++++ Stored records ++++

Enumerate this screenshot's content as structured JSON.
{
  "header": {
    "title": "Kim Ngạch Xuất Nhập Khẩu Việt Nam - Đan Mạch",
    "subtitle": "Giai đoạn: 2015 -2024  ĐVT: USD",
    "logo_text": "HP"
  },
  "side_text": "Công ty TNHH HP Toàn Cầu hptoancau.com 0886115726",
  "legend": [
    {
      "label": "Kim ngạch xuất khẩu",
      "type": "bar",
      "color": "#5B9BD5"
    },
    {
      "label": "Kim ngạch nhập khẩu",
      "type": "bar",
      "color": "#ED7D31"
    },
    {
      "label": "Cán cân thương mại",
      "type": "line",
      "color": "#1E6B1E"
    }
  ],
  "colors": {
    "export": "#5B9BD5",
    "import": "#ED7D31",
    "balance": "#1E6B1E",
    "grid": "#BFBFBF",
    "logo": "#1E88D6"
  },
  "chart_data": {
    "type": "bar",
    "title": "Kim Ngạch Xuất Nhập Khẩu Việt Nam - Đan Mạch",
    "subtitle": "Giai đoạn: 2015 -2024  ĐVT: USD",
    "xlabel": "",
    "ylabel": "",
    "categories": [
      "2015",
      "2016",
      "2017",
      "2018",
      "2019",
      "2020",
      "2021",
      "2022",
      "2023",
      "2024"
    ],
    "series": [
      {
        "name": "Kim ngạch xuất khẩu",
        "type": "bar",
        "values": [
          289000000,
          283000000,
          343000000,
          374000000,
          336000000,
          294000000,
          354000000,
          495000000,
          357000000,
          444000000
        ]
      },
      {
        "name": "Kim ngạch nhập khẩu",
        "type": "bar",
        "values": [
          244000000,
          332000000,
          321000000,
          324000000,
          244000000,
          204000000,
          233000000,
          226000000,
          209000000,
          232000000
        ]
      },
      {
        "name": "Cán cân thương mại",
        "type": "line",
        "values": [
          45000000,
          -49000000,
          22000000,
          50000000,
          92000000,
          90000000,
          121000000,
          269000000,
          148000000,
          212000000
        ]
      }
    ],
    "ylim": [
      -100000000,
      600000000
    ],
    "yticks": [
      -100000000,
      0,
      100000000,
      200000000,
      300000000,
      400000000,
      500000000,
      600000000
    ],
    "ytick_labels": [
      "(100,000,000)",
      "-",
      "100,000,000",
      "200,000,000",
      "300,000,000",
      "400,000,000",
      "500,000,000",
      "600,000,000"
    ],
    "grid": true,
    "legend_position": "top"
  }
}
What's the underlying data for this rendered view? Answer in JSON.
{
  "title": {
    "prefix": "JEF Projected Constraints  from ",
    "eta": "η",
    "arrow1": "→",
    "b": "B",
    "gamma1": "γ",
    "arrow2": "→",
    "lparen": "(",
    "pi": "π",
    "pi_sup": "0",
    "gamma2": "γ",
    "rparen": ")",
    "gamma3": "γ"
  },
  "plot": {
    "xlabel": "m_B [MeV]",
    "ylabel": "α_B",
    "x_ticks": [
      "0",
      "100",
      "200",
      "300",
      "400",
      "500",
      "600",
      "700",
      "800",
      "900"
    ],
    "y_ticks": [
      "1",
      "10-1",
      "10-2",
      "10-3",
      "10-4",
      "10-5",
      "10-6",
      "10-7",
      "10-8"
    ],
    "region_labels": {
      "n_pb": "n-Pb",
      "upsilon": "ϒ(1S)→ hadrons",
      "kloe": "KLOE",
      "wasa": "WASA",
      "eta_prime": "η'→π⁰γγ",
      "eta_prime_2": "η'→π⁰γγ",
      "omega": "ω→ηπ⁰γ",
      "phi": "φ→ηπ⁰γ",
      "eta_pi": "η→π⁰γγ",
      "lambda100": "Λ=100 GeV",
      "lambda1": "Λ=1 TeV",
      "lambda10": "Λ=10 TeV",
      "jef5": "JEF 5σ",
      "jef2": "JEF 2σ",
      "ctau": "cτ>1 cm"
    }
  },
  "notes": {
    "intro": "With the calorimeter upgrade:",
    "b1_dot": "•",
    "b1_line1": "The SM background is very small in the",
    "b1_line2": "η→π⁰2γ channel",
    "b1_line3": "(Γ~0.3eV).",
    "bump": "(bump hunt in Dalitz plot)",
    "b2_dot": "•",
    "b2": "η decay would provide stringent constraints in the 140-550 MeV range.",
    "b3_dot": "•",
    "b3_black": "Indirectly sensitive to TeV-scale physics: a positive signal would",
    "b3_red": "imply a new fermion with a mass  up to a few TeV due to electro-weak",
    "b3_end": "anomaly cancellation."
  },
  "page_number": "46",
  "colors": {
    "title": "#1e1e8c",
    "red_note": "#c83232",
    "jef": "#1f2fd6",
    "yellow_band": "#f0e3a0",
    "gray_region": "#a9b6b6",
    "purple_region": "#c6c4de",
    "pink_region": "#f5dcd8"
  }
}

++++

Task - Your answer should be a single number: how many lines in the data above include "type"?

Output below - 7